* [What is needed]:
Make an exact copy of the data below, leaving out every picture.
◆ ◆ ◆
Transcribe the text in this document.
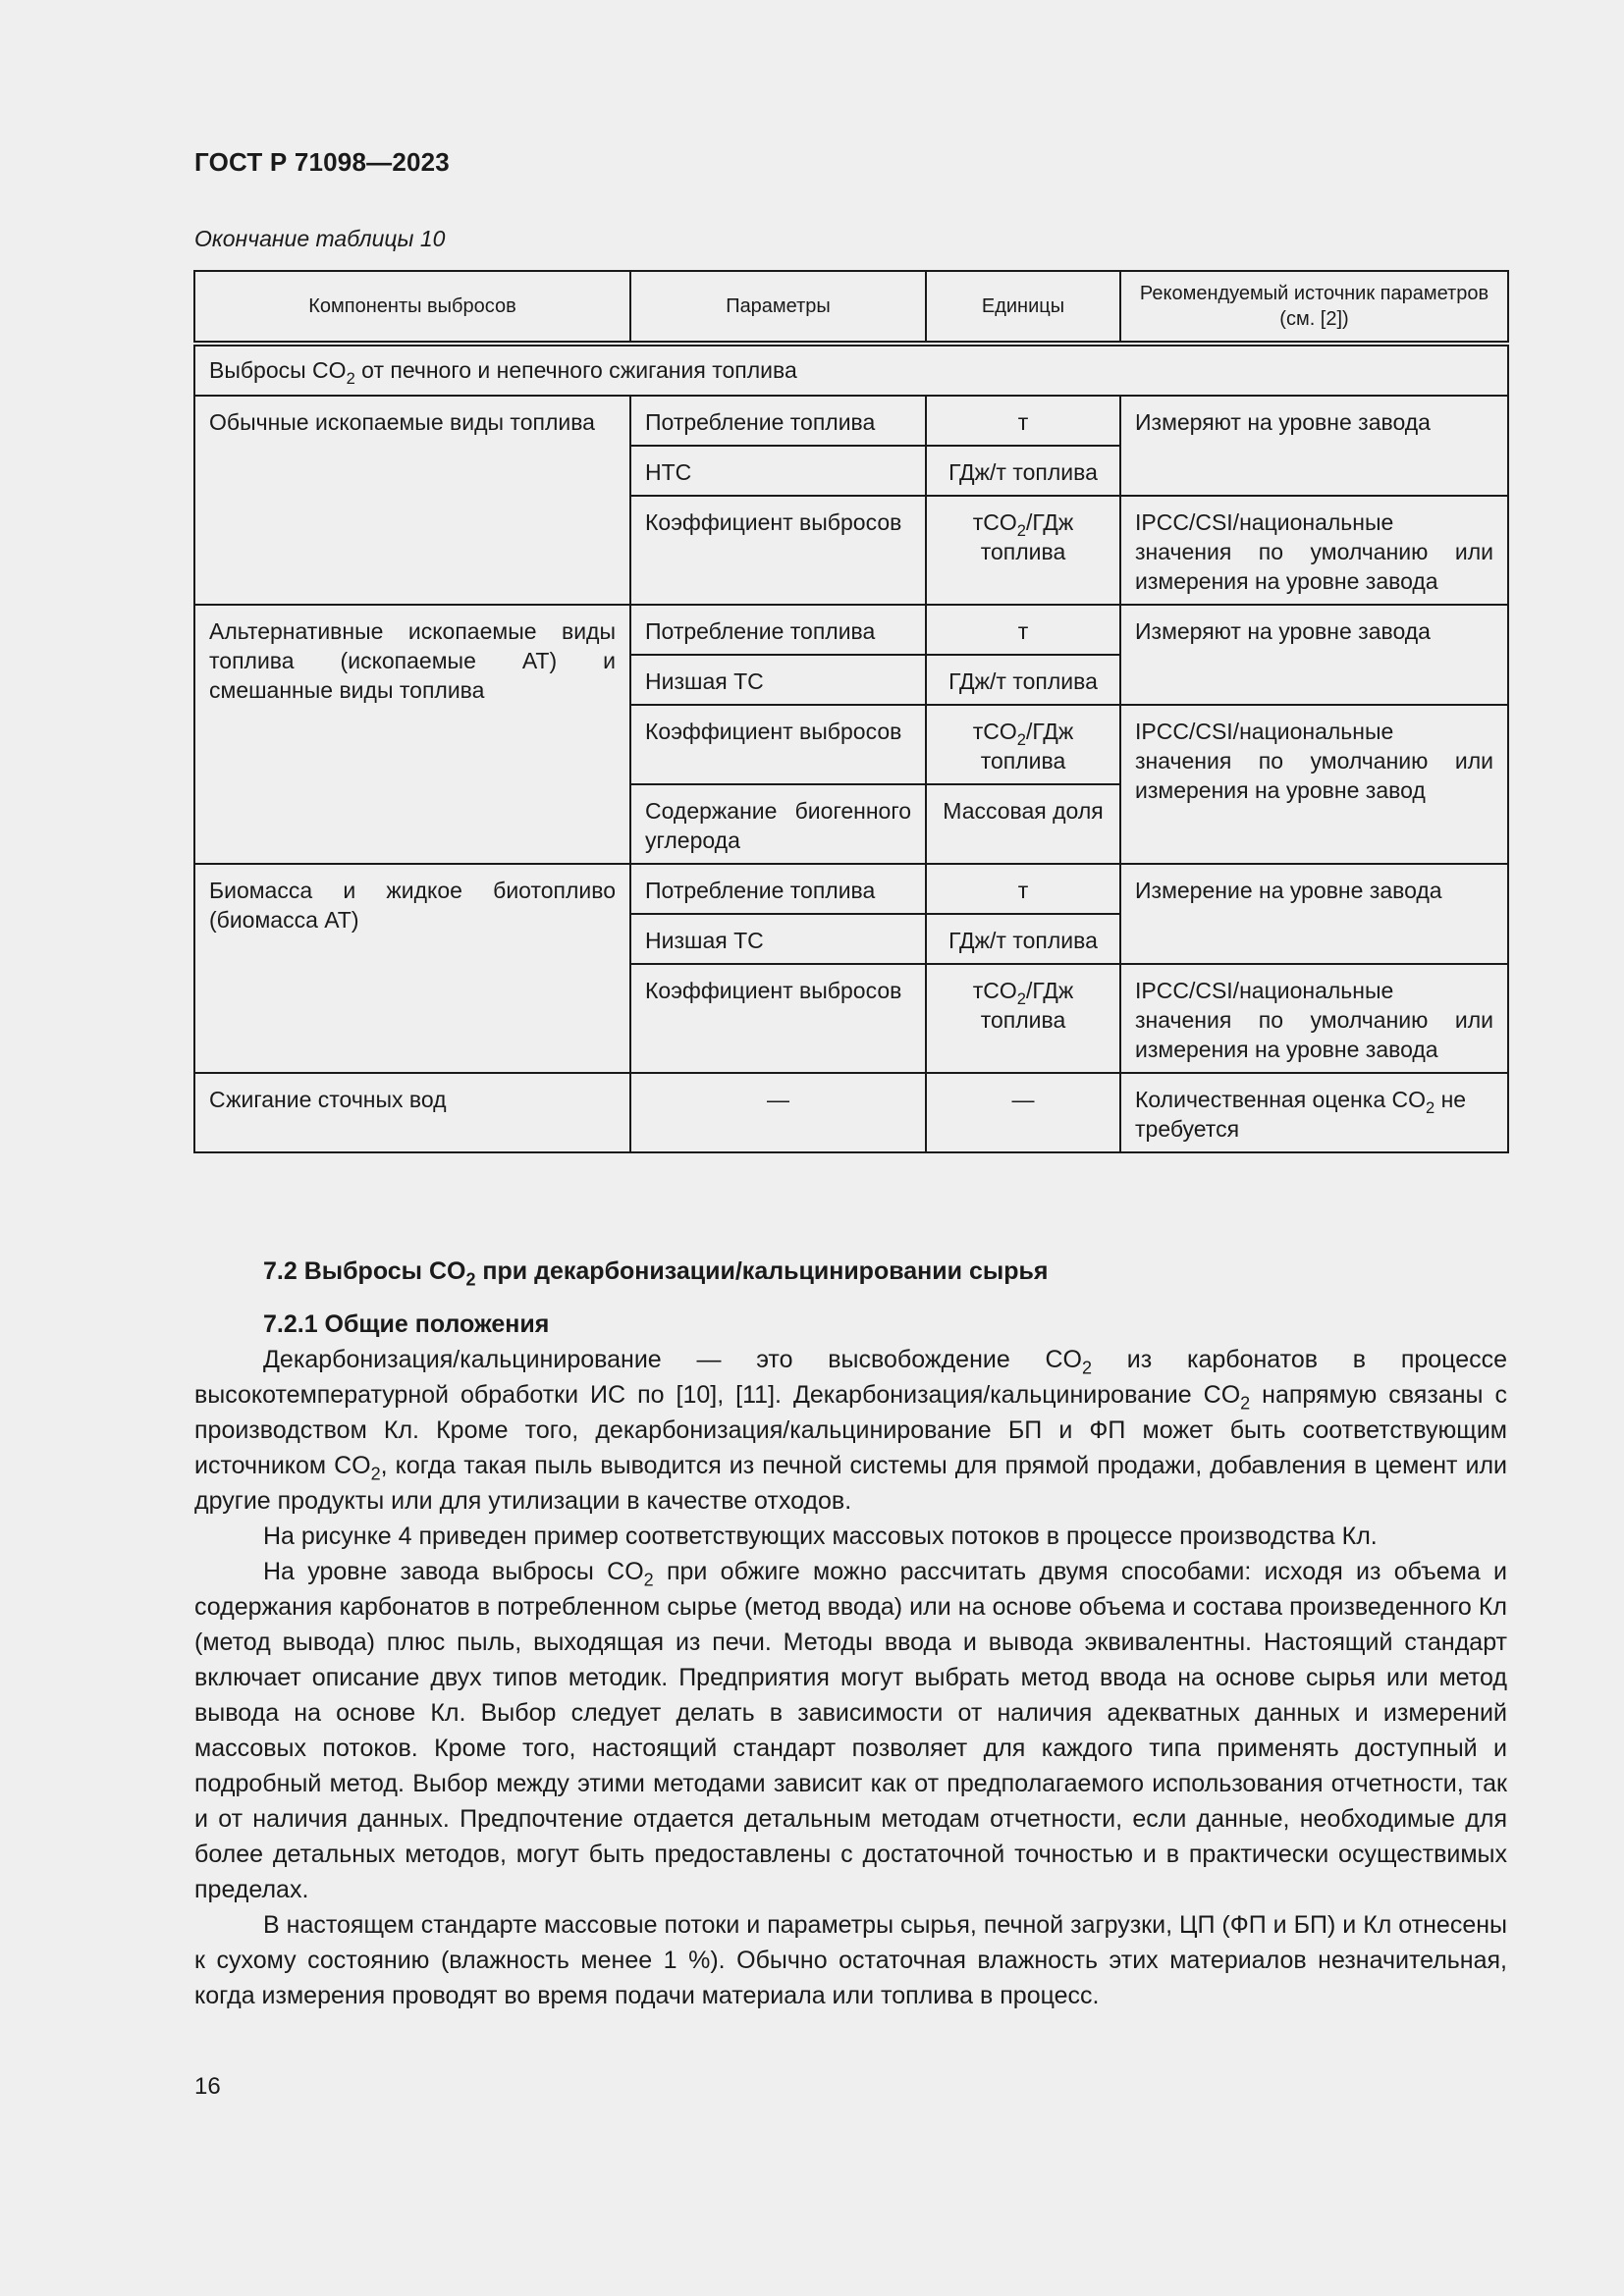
ГОСТ Р 71098—2023
Окончание таблицы 10
Компоненты выбросов	Параметры	Единицы	Рекомендуемый источник параметров (см. [2])
Выбросы $CO_2$ от печного и непечного сжигания топлива			
Обычные ископаемые виды топлива	Потребление топлива	т	Измеряют на уровне завода
	НТС	ГДж/т топлива	
	Коэффициент выбросов	тCO$_2$/ГДж топлива	IPCC/CSI/национальные значения по умолчанию или измерения на уровне завода
Альтернативные ископаемые виды топлива (ископаемые АТ) и смешанные виды топлива	Потребление топлива	т	Измеряют на уровне завода
	Низшая ТС	ГДж/т топлива	
	Коэффициент выбросов	тCO$_2$/ГДж топлива	IPCC/CSI/национальные значения по умолчанию или измерения на уровне завод
	Содержание биогенного углерода	Массовая доля	
Биомасса и жидкое биотопливо (биомасса АТ)	Потребление топлива	т	Измерение на уровне завода
	Низшая ТС	ГДж/т топлива	
	Коэффициент выбросов	тCO$_2$/ГДж топлива	IPCC/CSI/национальные значения по умолчанию или измерения на уровне завода
Сжигание сточных вод	—	—	Количественная оценка $CO_2$ не требуется
7.2 Выбросы $CO_2$ при декарбонизации/кальцинировании сырья
7.2.1 Общие положения

Декарбонизация/кальцинирование — это высвобождение $CO_2$ из карбонатов в процессе высокотемпературной обработки ИС по [10], [11]. Декарбонизация/кальцинирование $CO_2$ напрямую связаны с производством Кл. Кроме того, декарбонизация/кальцинирование БП и ФП может быть соответствующим источником $CO_2$, когда такая пыль выводится из печной системы для прямой продажи, добавления в цемент или другие продукты или для утилизации в качестве отходов.

На рисунке 4 приведен пример соответствующих массовых потоков в процессе производства Кл.

На уровне завода выбросы $CO_2$ при обжиге можно рассчитать двумя способами: исходя из объема и содержания карбонатов в потребленном сырье (метод ввода) или на основе объема и состава произведенного Кл (метод вывода) плюс пыль, выходящая из печи. Методы ввода и вывода эквивалентны. Настоящий стандарт включает описание двух типов методик. Предприятия могут выбрать метод ввода на основе сырья или метод вывода на основе Кл. Выбор следует делать в зависимости от наличия адекватных данных и измерений массовых потоков. Кроме того, настоящий стандарт позволяет для каждого типа применять доступный и подробный метод. Выбор между этими методами зависит как от предполагаемого использования отчетности, так и от наличия данных. Предпочтение отдается детальным методам отчетности, если данные, необходимые для более детальных методов, могут быть предоставлены с достаточной точностью и в практически осуществимых пределах.

В настоящем стандарте массовые потоки и параметры сырья, печной загрузки, ЦП (ФП и БП) и Кл отнесены к сухому состоянию (влажность менее 1 %). Обычно остаточная влажность этих материалов незначительная, когда измерения проводят во время подачи материала или топлива в процесс.

16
◆ ◆ ◆
* [Output]:
Transcribe the text in this document.
ГОСТ Р 71098—2023
Окончание таблицы 10
Компоненты выбросов	Параметры	Единицы	Рекомендуемый источник параметров (см. [2])
Выбросы $CO_2$ от печного и непечного сжигания топлива			
Обычные ископаемые виды топлива	Потребление топлива	т	Измеряют на уровне завода
	НТС	ГДж/т топлива	
	Коэффициент выбросов	тCO$_2$/ГДж топлива	IPCC/CSI/национальные значения по умолчанию или измерения на уровне завода
Альтернативные ископаемые виды топлива (ископаемые АТ) и смешанные виды топлива	Потребление топлива	т	Измеряют на уровне завода
	Низшая ТС	ГДж/т топлива	
	Коэффициент выбросов	тCO$_2$/ГДж топлива	IPCC/CSI/национальные значения по умолчанию или измерения на уровне завод
	Содержание биогенного углерода	Массовая доля	
Биомасса и жидкое биотопливо (биомасса АТ)	Потребление топлива	т	Измерение на уровне завода
	Низшая ТС	ГДж/т топлива	
	Коэффициент выбросов	тCO$_2$/ГДж топлива	IPCC/CSI/национальные значения по умолчанию или измерения на уровне завода
Сжигание сточных вод	—	—	Количественная оценка $CO_2$ не требуется
7.2 Выбросы $CO_2$ при декарбонизации/кальцинировании сырья
7.2.1 Общие положения

Декарбонизация/кальцинирование — это высвобождение $CO_2$ из карбонатов в процессе высокотемпературной обработки ИС по [10], [11]. Декарбонизация/кальцинирование $CO_2$ напрямую связаны с производством Кл. Кроме того, декарбонизация/кальцинирование БП и ФП может быть соответствующим источником $CO_2$, когда такая пыль выводится из печной системы для прямой продажи, добавления в цемент или другие продукты или для утилизации в качестве отходов.

На рисунке 4 приведен пример соответствующих массовых потоков в процессе производства Кл.

На уровне завода выбросы $CO_2$ при обжиге можно рассчитать двумя способами: исходя из объема и содержания карбонатов в потребленном сырье (метод ввода) или на основе объема и состава произведенного Кл (метод вывода) плюс пыль, выходящая из печи. Методы ввода и вывода эквивалентны. Настоящий стандарт включает описание двух типов методик. Предприятия могут выбрать метод ввода на основе сырья или метод вывода на основе Кл. Выбор следует делать в зависимости от наличия адекватных данных и измерений массовых потоков. Кроме того, настоящий стандарт позволяет для каждого типа применять доступный и подробный метод. Выбор между этими методами зависит как от предполагаемого использования отчетности, так и от наличия данных. Предпочтение отдается детальным методам отчетности, если данные, необходимые для более детальных методов, могут быть предоставлены с достаточной точностью и в практически осуществимых пределах.

В настоящем стандарте массовые потоки и параметры сырья, печной загрузки, ЦП (ФП и БП) и Кл отнесены к сухому состоянию (влажность менее 1 %). Обычно остаточная влажность этих материалов незначительная, когда измерения проводят во время подачи материала или топлива в процесс.

16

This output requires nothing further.